● **EXERCISE INPUTS**:
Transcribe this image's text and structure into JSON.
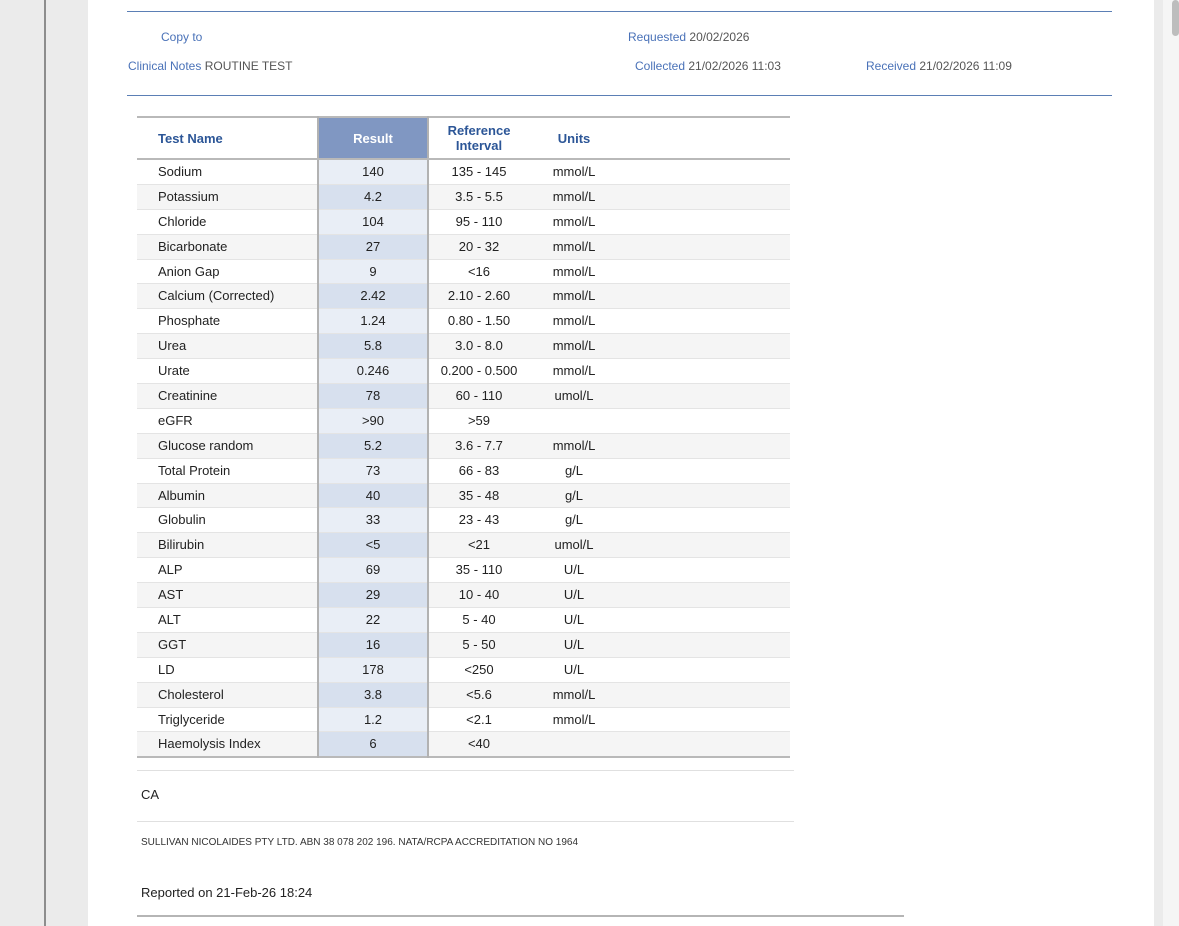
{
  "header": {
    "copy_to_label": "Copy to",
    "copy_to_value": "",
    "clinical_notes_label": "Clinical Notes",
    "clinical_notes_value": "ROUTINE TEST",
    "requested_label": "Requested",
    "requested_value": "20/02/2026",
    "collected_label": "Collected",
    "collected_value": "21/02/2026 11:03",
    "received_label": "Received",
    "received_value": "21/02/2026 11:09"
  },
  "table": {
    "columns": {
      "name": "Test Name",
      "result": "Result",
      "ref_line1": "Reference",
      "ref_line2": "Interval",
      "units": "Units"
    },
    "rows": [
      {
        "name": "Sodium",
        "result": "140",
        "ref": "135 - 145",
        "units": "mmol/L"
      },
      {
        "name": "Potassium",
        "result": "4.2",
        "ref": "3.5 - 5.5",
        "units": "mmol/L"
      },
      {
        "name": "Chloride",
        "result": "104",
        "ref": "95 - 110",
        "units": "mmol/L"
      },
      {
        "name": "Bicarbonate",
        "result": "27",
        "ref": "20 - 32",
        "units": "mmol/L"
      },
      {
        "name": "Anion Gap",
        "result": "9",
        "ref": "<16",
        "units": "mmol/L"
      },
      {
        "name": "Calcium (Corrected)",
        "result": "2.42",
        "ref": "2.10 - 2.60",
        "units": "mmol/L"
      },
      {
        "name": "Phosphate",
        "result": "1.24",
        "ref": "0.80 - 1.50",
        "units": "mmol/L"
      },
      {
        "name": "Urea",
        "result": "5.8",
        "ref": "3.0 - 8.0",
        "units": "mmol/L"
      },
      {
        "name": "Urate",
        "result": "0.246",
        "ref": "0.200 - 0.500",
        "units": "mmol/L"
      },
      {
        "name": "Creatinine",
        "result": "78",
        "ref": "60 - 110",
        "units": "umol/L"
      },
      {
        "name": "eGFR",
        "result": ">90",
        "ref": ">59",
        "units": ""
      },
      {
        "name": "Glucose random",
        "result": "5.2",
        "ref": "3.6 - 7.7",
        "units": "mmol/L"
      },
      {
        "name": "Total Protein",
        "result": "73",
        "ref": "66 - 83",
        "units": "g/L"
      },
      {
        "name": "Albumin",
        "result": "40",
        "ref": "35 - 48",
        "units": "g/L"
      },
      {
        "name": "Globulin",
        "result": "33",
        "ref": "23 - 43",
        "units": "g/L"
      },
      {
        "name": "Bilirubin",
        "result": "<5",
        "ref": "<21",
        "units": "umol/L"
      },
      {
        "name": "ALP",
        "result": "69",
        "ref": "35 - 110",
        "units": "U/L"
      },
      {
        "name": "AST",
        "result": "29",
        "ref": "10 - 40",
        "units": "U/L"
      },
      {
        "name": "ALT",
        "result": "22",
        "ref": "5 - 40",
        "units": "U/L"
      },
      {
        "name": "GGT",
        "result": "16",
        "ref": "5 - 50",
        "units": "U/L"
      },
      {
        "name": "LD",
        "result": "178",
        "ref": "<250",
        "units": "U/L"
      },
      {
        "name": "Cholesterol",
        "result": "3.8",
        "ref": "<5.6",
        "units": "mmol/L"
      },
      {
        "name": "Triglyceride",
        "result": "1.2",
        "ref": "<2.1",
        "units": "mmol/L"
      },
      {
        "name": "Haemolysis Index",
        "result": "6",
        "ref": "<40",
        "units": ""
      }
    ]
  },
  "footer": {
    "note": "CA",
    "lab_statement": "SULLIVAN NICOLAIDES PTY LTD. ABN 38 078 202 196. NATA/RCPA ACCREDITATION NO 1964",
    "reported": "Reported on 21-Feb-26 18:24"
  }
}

--

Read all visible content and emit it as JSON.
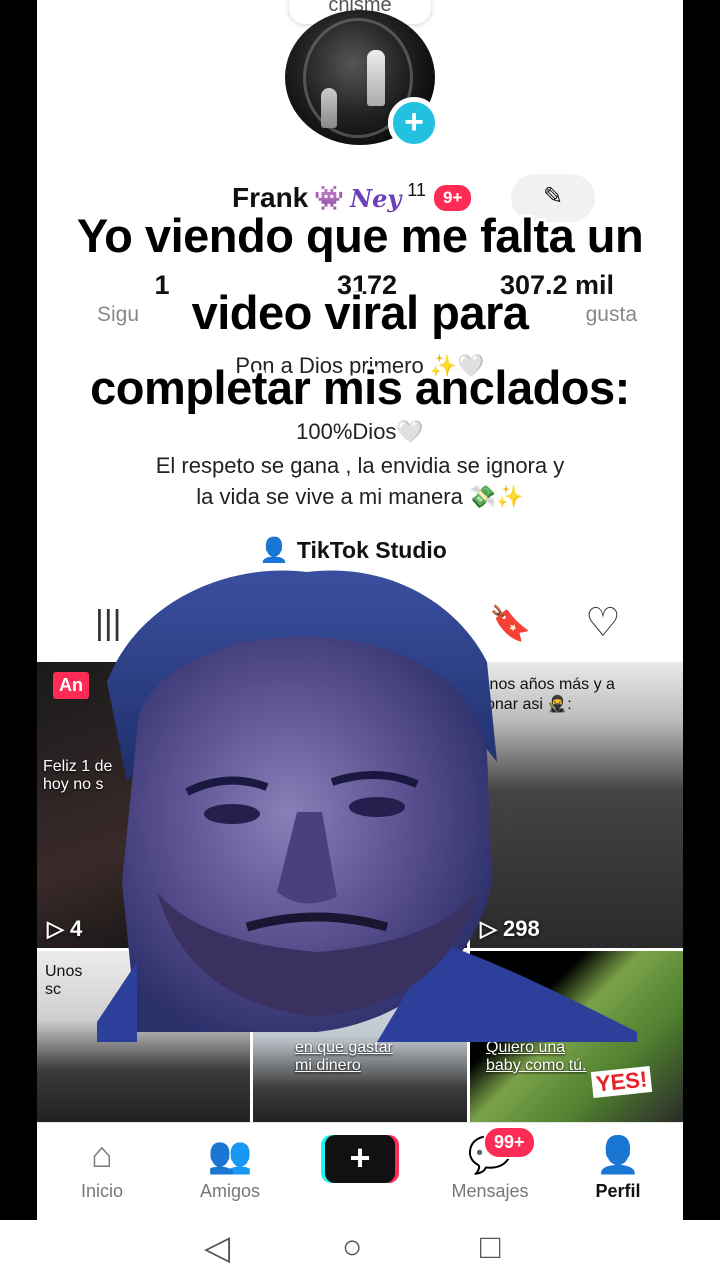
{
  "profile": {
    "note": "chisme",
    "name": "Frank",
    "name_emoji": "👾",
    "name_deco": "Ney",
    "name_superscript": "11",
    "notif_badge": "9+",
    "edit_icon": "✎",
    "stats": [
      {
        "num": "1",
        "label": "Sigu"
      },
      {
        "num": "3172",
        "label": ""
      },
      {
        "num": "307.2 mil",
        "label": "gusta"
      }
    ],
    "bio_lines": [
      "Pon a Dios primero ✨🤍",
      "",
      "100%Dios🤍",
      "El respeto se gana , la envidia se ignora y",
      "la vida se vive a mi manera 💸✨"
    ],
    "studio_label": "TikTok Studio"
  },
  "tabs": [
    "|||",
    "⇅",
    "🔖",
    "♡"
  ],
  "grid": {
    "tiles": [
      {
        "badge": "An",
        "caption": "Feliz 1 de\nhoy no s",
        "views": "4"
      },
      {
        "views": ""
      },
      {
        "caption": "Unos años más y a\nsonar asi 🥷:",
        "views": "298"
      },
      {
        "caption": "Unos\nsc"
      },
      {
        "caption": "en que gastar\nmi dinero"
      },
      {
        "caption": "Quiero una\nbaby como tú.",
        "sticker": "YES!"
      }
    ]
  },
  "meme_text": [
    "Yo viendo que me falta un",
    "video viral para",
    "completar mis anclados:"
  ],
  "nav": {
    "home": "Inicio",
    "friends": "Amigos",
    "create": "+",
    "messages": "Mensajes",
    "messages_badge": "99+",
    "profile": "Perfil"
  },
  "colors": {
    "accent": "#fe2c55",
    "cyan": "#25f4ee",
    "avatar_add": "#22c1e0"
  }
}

● **WORK INSTRUCTION**:
List every line above that contains the word "JSON".

● **EXERCISE RESPONSE**:
Transcribe this image's text and structure into JSON.
Read all visible content and emit it as JSON.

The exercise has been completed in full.